_WHAT THIS TASK INVOLVES_:
Repeat the material verbatim and drop the pictures.

_EXTRACTED DATA_:
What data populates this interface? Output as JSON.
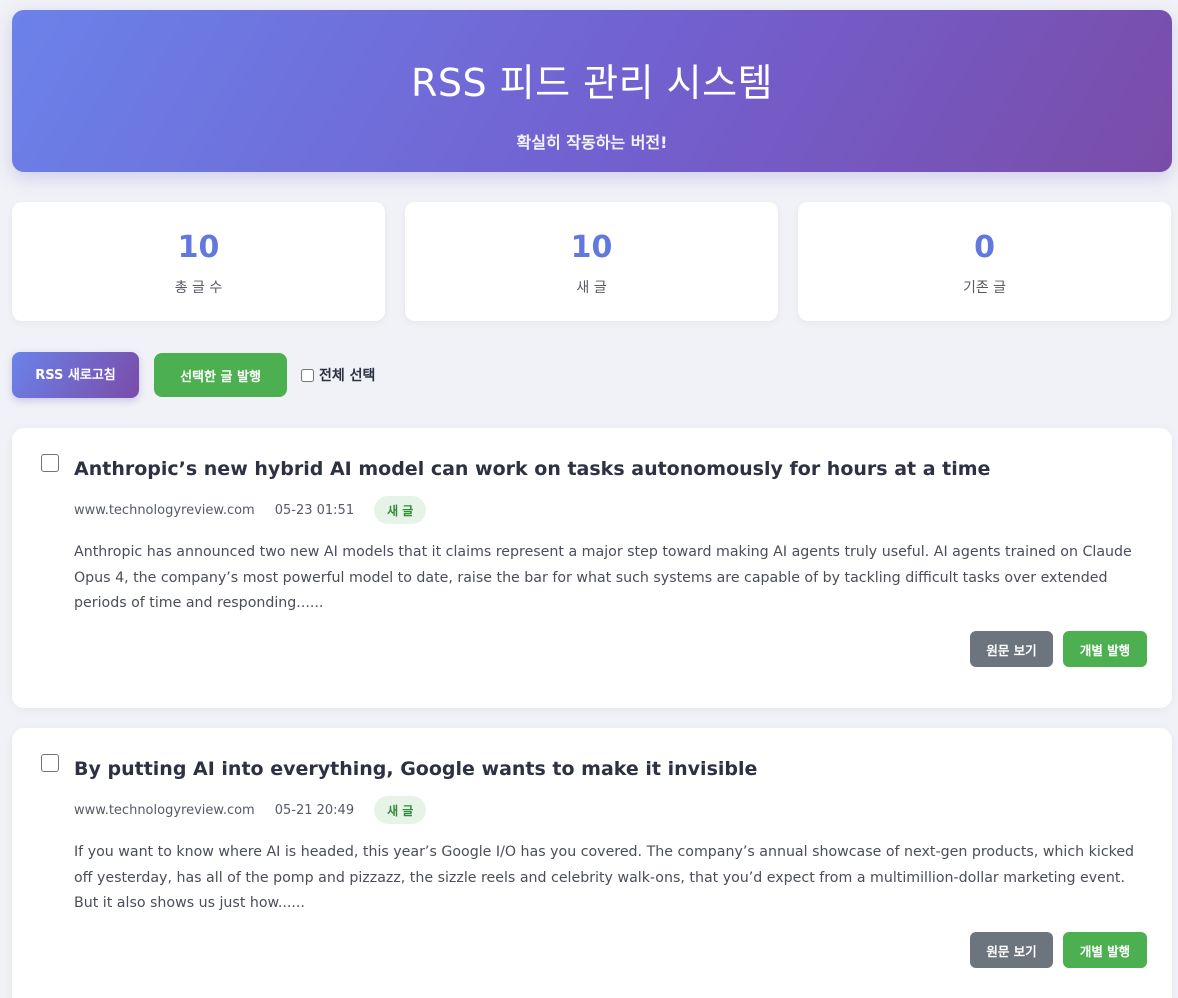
{
  "header": {
    "title": "RSS 피드 관리 시스템",
    "subtitle": "확실히 작동하는 버전!"
  },
  "stats": [
    {
      "value": "10",
      "label": "총 글 수"
    },
    {
      "value": "10",
      "label": "새 글"
    },
    {
      "value": "0",
      "label": "기존 글"
    }
  ],
  "toolbar": {
    "refresh_label": "RSS 새로고침",
    "publish_selected_label": "선택한 글 발행",
    "select_all_label": "전체 선택"
  },
  "articles": [
    {
      "title": "Anthropic’s new hybrid AI model can work on tasks autonomously for hours at a time",
      "source": "www.technologyreview.com",
      "date": "05-23 01:51",
      "badge": "새 글",
      "summary": "Anthropic has announced two new AI models that it claims represent a major step toward making AI agents truly useful. AI agents trained on Claude Opus 4, the company’s most powerful model to date, raise the bar for what such systems are capable of by tackling difficult tasks over extended periods of time and responding......",
      "view_label": "원문 보기",
      "publish_label": "개별 발행"
    },
    {
      "title": "By putting AI into everything, Google wants to make it invisible",
      "source": "www.technologyreview.com",
      "date": "05-21 20:49",
      "badge": "새 글",
      "summary": "If you want to know where AI is headed, this year’s Google I/O has you covered. The company’s annual showcase of next-gen products, which kicked off yesterday, has all of the pomp and pizzazz, the sizzle reels and celebrity walk-ons, that you’d expect from a multimillion-dollar marketing event. But it also shows us just how......",
      "view_label": "원문 보기",
      "publish_label": "개별 발행"
    }
  ],
  "colors": {
    "accent": "#6378de",
    "success": "#4caf50",
    "secondary": "#6c757d"
  }
}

_TASK RESPONSE_:
What data populates this interface? Output as JSON.
{
  "header": {
    "title": "RSS 피드 관리 시스템",
    "subtitle": "확실히 작동하는 버전!"
  },
  "stats": [
    {
      "value": "10",
      "label": "총 글 수"
    },
    {
      "value": "10",
      "label": "새 글"
    },
    {
      "value": "0",
      "label": "기존 글"
    }
  ],
  "toolbar": {
    "refresh_label": "RSS 새로고침",
    "publish_selected_label": "선택한 글 발행",
    "select_all_label": "전체 선택"
  },
  "articles": [
    {
      "title": "Anthropic’s new hybrid AI model can work on tasks autonomously for hours at a time",
      "source": "www.technologyreview.com",
      "date": "05-23 01:51",
      "badge": "새 글",
      "summary": "Anthropic has announced two new AI models that it claims represent a major step toward making AI agents truly useful. AI agents trained on Claude Opus 4, the company’s most powerful model to date, raise the bar for what such systems are capable of by tackling difficult tasks over extended periods of time and responding......",
      "view_label": "원문 보기",
      "publish_label": "개별 발행"
    },
    {
      "title": "By putting AI into everything, Google wants to make it invisible",
      "source": "www.technologyreview.com",
      "date": "05-21 20:49",
      "badge": "새 글",
      "summary": "If you want to know where AI is headed, this year’s Google I/O has you covered. The company’s annual showcase of next-gen products, which kicked off yesterday, has all of the pomp and pizzazz, the sizzle reels and celebrity walk-ons, that you’d expect from a multimillion-dollar marketing event. But it also shows us just how......",
      "view_label": "원문 보기",
      "publish_label": "개별 발행"
    }
  ],
  "colors": {
    "accent": "#6378de",
    "success": "#4caf50",
    "secondary": "#6c757d"
  }
}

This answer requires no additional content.